# [Aim]
Give every line again exactly as it appears, please, but not the pictures.

[Dataset excerpts]
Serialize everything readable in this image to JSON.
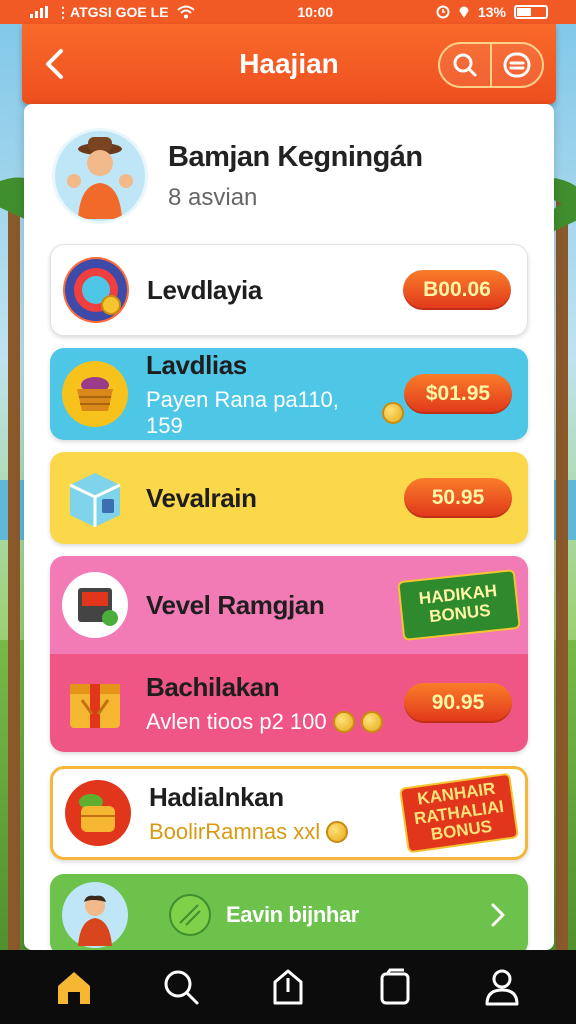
{
  "status_bar": {
    "carrier": "⋮ATGSI GOE LE",
    "time": "10:00",
    "battery": "13%"
  },
  "header": {
    "title": "Haajian",
    "back_icon": "chevron-left-icon",
    "actions": [
      "search-icon",
      "menu-icon"
    ]
  },
  "profile": {
    "name": "Bamjan Kegningán",
    "subtitle": "8 asvian"
  },
  "cards": [
    {
      "title": "Levdlayia",
      "price": "B00.06",
      "icon": "coin-bag-icon"
    },
    {
      "title": "Lavdlias",
      "subtitle": "Payen Rana pa110, 159",
      "price": "$01.95",
      "icon": "basket-icon"
    },
    {
      "title": "Vevalrain",
      "price": "50.95",
      "icon": "box-icon"
    },
    {
      "title": "Vevel Ramgjan",
      "badge_line1": "HADIKAH",
      "badge_line2": "BONUS",
      "icon": "book-icon"
    },
    {
      "title": "Bachilakan",
      "subtitle": "Avlen tioos p2 100",
      "price": "90.95",
      "icon": "gift-box-icon"
    },
    {
      "title": "Hadialnkan",
      "subtitle": "BoolirRamnas xxl",
      "badge_line1": "KANHAIR",
      "badge_line2": "RATHALIAI",
      "badge_line3": "BONUS",
      "icon": "treasure-icon"
    },
    {
      "title": "Eavin bijnhar",
      "icon": "coconut-icon"
    }
  ],
  "bottom_nav": [
    "home-icon",
    "search-icon",
    "share-icon",
    "wallet-icon",
    "profile-icon"
  ],
  "colors": {
    "brand": "#f15a24",
    "price_pill": "#e0361a",
    "blue_card": "#4ec7e7",
    "yellow_card": "#fbd74a",
    "pink_card": "#f27bb5",
    "pink_dark_card": "#ef5585",
    "green_card": "#6cc24a"
  }
}
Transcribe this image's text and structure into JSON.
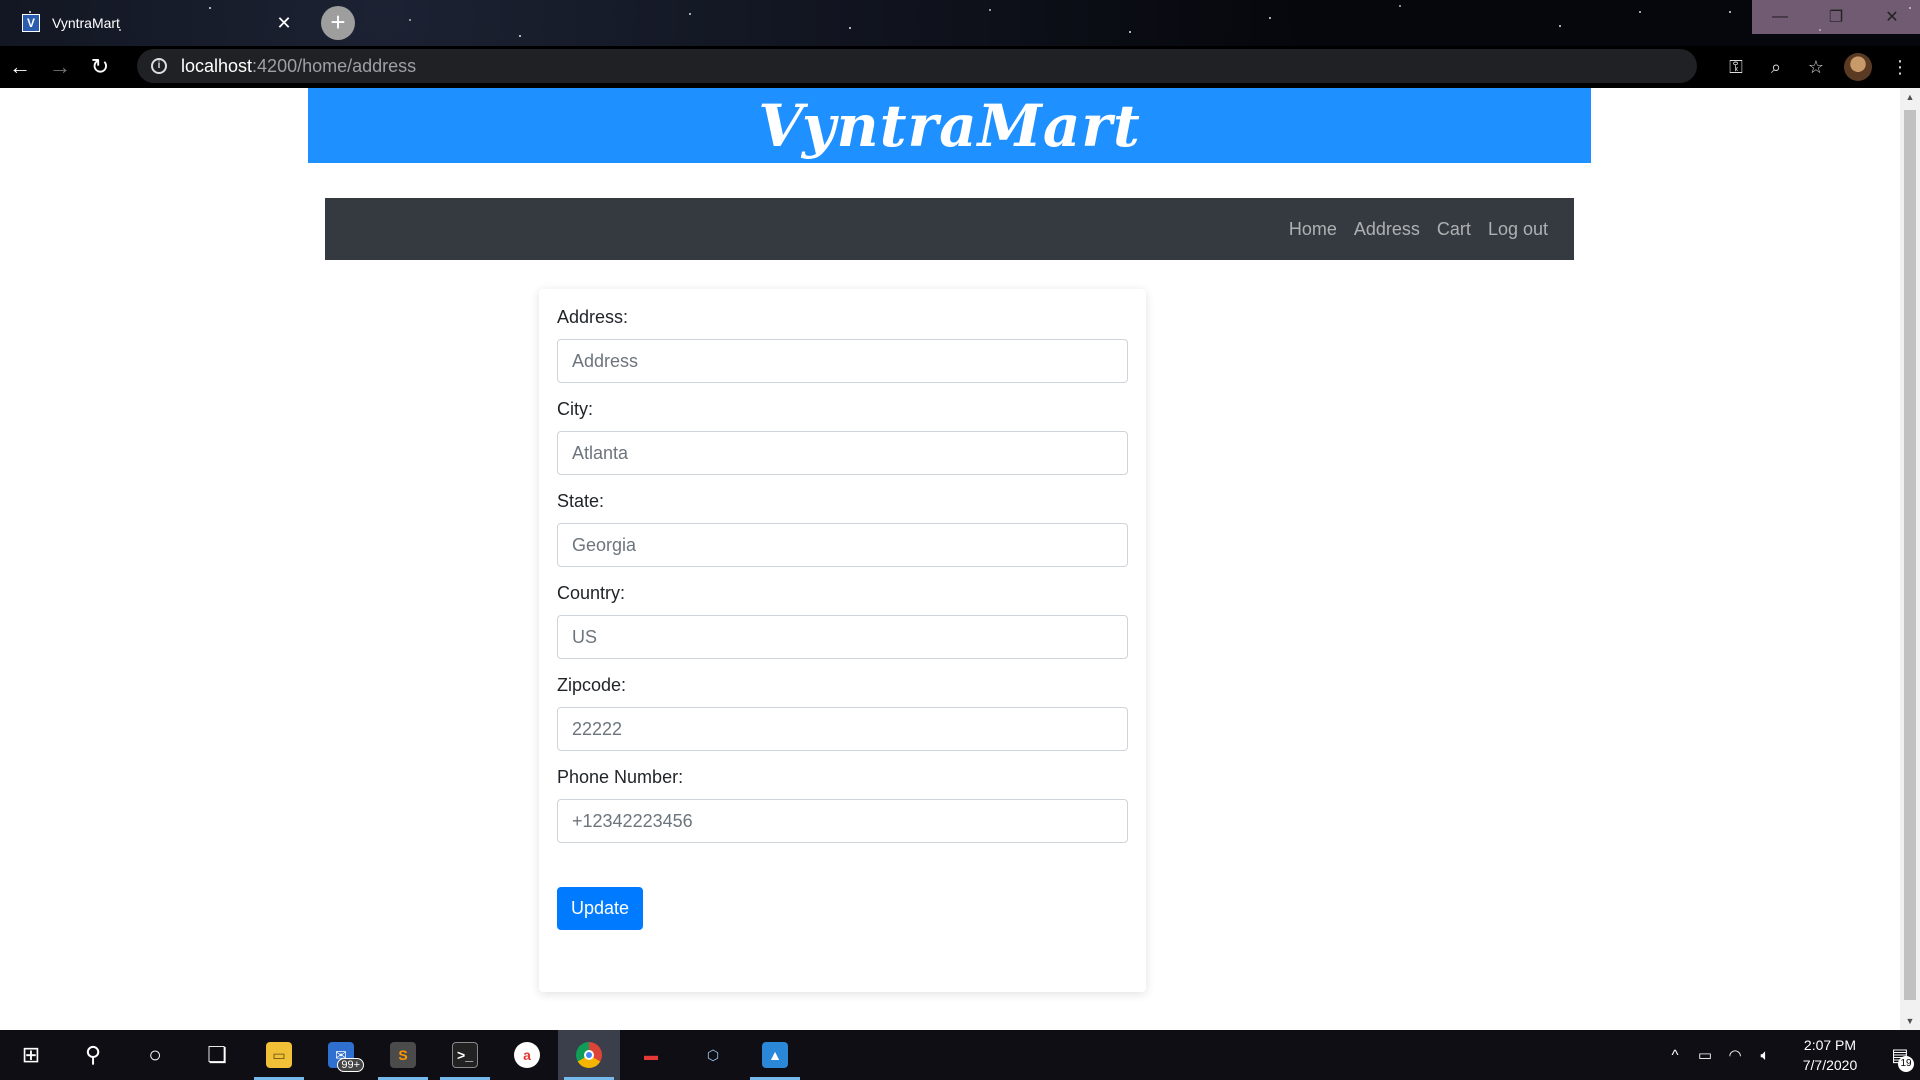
{
  "browser": {
    "tab_title": "VyntraMart",
    "tab_favicon": "V",
    "url_host": "localhost",
    "url_path": ":4200/home/address"
  },
  "header": {
    "brand": "VyntraMart",
    "brand_color": "#1e90ff"
  },
  "nav": {
    "items": [
      "Home",
      "Address",
      "Cart",
      "Log out"
    ],
    "background": "#343a40"
  },
  "form": {
    "fields": [
      {
        "label": "Address:",
        "placeholder": "Address",
        "value": ""
      },
      {
        "label": "City:",
        "placeholder": "Atlanta",
        "value": ""
      },
      {
        "label": "State:",
        "placeholder": "Georgia",
        "value": ""
      },
      {
        "label": "Country:",
        "placeholder": "US",
        "value": ""
      },
      {
        "label": "Zipcode:",
        "placeholder": "22222",
        "value": ""
      },
      {
        "label": "Phone Number:",
        "placeholder": "+12342223456",
        "value": ""
      }
    ],
    "submit_label": "Update",
    "submit_color": "#007bff"
  },
  "taskbar": {
    "mail_badge": "99+",
    "time": "2:07 PM",
    "date": "7/7/2020",
    "notifications": "19"
  }
}
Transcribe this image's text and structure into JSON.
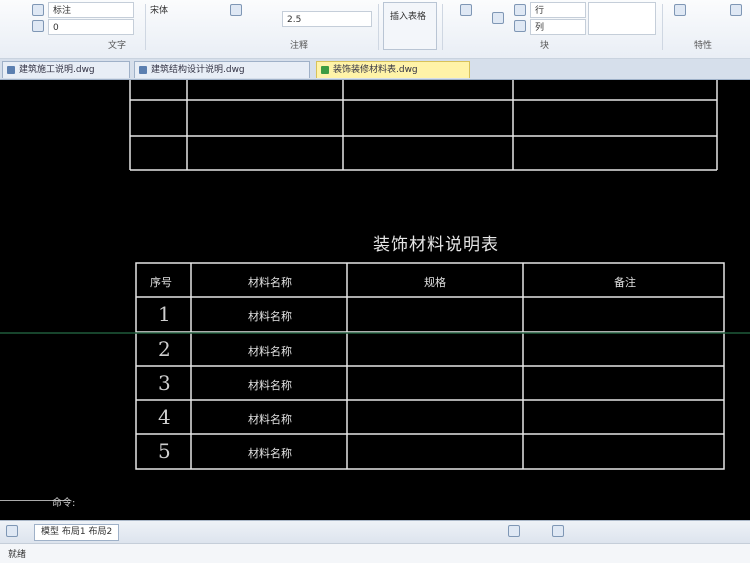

# [Complete output]
Serialize everything readable in this image to JSON.
{
  "status_bar": {
    "carrier": "⋮ATGSI GOE LE",
    "time": "10:00",
    "battery": "13%"
  },
  "header": {
    "title": "Haajian",
    "back_icon": "chevron-left-icon",
    "actions": [
      "search-icon",
      "menu-icon"
    ]
  },
  "profile": {
    "name": "Bamjan Kegningán",
    "subtitle": "8 asvian"
  },
  "cards": [
    {
      "title": "Levdlayia",
      "price": "B00.06",
      "icon": "coin-bag-icon"
    },
    {
      "title": "Lavdlias",
      "subtitle": "Payen Rana pa110, 159",
      "price": "$01.95",
      "icon": "basket-icon"
    },
    {
      "title": "Vevalrain",
      "price": "50.95",
      "icon": "box-icon"
    },
    {
      "title": "Vevel Ramgjan",
      "badge_line1": "HADIKAH",
      "badge_line2": "BONUS",
      "icon": "book-icon"
    },
    {
      "title": "Bachilakan",
      "subtitle": "Avlen tioos p2 100",
      "price": "90.95",
      "icon": "gift-box-icon"
    },
    {
      "title": "Hadialnkan",
      "subtitle": "BoolirRamnas xxl",
      "badge_line1": "KANHAIR",
      "badge_line2": "RATHALIAI",
      "badge_line3": "BONUS",
      "icon": "treasure-icon"
    },
    {
      "title": "Eavin bijnhar",
      "icon": "coconut-icon"
    }
  ],
  "bottom_nav": [
    "home-icon",
    "search-icon",
    "share-icon",
    "wallet-icon",
    "profile-icon"
  ],
  "colors": {
    "brand": "#f15a24",
    "price_pill": "#e0361a",
    "blue_card": "#4ec7e7",
    "yellow_card": "#fbd74a",
    "pink_card": "#f27bb5",
    "pink_dark_card": "#ef5585",
    "green_card": "#6cc24a"
  }
}
Transcribe this image's text and structure into JSON.
{
  "browser": {
    "tab_title": "VyntraMart",
    "tab_favicon": "V",
    "url_host": "localhost",
    "url_path": ":4200/home/address"
  },
  "header": {
    "brand": "VyntraMart",
    "brand_color": "#1e90ff"
  },
  "nav": {
    "items": [
      "Home",
      "Address",
      "Cart",
      "Log out"
    ],
    "background": "#343a40"
  },
  "form": {
    "fields": [
      {
        "label": "Address:",
        "placeholder": "Address",
        "value": ""
      },
      {
        "label": "City:",
        "placeholder": "Atlanta",
        "value": ""
      },
      {
        "label": "State:",
        "placeholder": "Georgia",
        "value": ""
      },
      {
        "label": "Country:",
        "placeholder": "US",
        "value": ""
      },
      {
        "label": "Zipcode:",
        "placeholder": "22222",
        "value": ""
      },
      {
        "label": "Phone Number:",
        "placeholder": "+12342223456",
        "value": ""
      }
    ],
    "submit_label": "Update",
    "submit_color": "#007bff"
  },
  "taskbar": {
    "mail_badge": "99+",
    "time": "2:07 PM",
    "date": "7/7/2020",
    "notifications": "19"
  }
}
Transcribe this image's text and structure into JSON.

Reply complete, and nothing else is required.